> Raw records
──────────

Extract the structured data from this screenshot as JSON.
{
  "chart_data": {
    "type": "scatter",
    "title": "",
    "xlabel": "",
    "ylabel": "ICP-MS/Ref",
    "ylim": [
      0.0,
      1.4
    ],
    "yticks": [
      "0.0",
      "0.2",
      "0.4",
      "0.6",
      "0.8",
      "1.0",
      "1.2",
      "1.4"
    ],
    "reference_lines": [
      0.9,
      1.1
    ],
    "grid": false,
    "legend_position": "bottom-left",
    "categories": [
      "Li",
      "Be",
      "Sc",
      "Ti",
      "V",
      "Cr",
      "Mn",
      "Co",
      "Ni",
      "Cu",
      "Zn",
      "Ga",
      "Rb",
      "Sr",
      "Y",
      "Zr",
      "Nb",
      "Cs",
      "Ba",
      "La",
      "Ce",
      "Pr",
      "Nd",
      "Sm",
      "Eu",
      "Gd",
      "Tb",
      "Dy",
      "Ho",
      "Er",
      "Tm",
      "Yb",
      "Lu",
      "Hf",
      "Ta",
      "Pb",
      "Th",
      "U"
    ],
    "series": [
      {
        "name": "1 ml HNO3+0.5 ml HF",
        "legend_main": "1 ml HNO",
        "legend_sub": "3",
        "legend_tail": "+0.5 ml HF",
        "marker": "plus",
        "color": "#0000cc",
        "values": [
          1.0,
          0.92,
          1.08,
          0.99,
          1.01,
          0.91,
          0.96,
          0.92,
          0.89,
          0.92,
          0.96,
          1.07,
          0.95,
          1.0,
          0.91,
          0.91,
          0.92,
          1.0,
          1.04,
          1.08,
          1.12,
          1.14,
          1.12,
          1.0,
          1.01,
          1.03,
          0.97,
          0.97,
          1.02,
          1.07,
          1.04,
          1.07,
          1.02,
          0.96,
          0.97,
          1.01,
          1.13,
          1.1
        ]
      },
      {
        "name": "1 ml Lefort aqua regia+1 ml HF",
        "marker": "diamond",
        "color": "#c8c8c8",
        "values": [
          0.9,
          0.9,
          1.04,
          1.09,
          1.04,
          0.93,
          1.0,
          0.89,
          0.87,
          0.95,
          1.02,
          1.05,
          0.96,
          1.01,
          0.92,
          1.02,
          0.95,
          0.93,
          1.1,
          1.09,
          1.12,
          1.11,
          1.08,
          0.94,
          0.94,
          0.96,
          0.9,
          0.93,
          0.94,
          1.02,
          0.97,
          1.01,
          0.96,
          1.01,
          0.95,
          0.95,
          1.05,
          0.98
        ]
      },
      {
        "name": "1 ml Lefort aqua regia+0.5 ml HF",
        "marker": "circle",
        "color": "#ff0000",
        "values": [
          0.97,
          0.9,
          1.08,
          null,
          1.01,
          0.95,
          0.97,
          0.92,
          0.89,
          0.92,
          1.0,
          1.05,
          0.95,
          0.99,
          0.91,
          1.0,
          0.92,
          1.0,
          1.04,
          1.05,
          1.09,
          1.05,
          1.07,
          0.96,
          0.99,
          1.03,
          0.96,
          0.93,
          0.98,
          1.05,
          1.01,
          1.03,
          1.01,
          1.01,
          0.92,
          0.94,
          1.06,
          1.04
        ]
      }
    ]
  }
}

──────────

> GIVEN REQUEST
The string "regia" may appear in lines of the listing above; tally those lines and give the number only.

> RESULT OF THE EXERCISE
2